*Exercise input*
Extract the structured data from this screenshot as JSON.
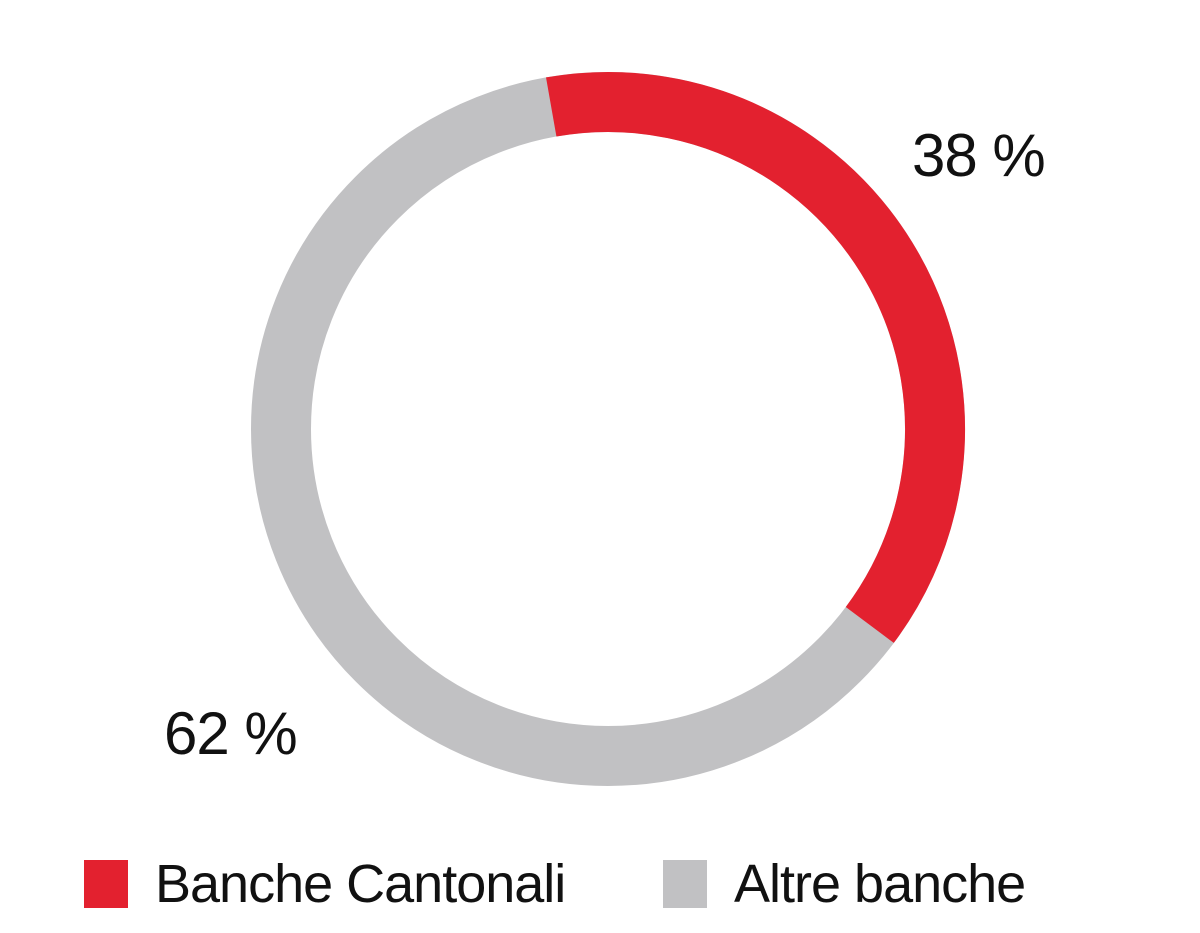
{
  "chart_data": {
    "type": "pie",
    "subtype": "donut",
    "categories": [
      "Banche Cantonali",
      "Altre banche"
    ],
    "values": [
      38,
      62
    ],
    "unit": "%",
    "series_colors": [
      "#e3212f",
      "#c1c1c3"
    ],
    "data_labels": [
      "38 %",
      "62 %"
    ],
    "title": "",
    "legend_position": "bottom",
    "start_angle_deg": -10,
    "direction": "clockwise",
    "ring_thickness_px": 60,
    "background": "#ffffff"
  },
  "labels": {
    "banche_cantonali_pct": "38 %",
    "altre_banche_pct": "62 %"
  },
  "legend": {
    "items": [
      {
        "label": "Banche Cantonali",
        "color": "#e3212f"
      },
      {
        "label": "Altre banche",
        "color": "#c1c1c3"
      }
    ]
  },
  "colors": {
    "accent_red": "#e3212f",
    "neutral_gray": "#c1c1c3",
    "text": "#111111",
    "background": "#ffffff"
  }
}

*What this task involves*
Output the data exactly. Pictures don't belong in the result.

*Written solution*
Extract the structured data from this screenshot as JSON.
{
  "chart_data": {
    "type": "pie",
    "subtype": "donut",
    "categories": [
      "Banche Cantonali",
      "Altre banche"
    ],
    "values": [
      38,
      62
    ],
    "unit": "%",
    "series_colors": [
      "#e3212f",
      "#c1c1c3"
    ],
    "data_labels": [
      "38 %",
      "62 %"
    ],
    "title": "",
    "legend_position": "bottom",
    "start_angle_deg": -10,
    "direction": "clockwise",
    "ring_thickness_px": 60,
    "background": "#ffffff"
  },
  "labels": {
    "banche_cantonali_pct": "38 %",
    "altre_banche_pct": "62 %"
  },
  "legend": {
    "items": [
      {
        "label": "Banche Cantonali",
        "color": "#e3212f"
      },
      {
        "label": "Altre banche",
        "color": "#c1c1c3"
      }
    ]
  },
  "colors": {
    "accent_red": "#e3212f",
    "neutral_gray": "#c1c1c3",
    "text": "#111111",
    "background": "#ffffff"
  }
}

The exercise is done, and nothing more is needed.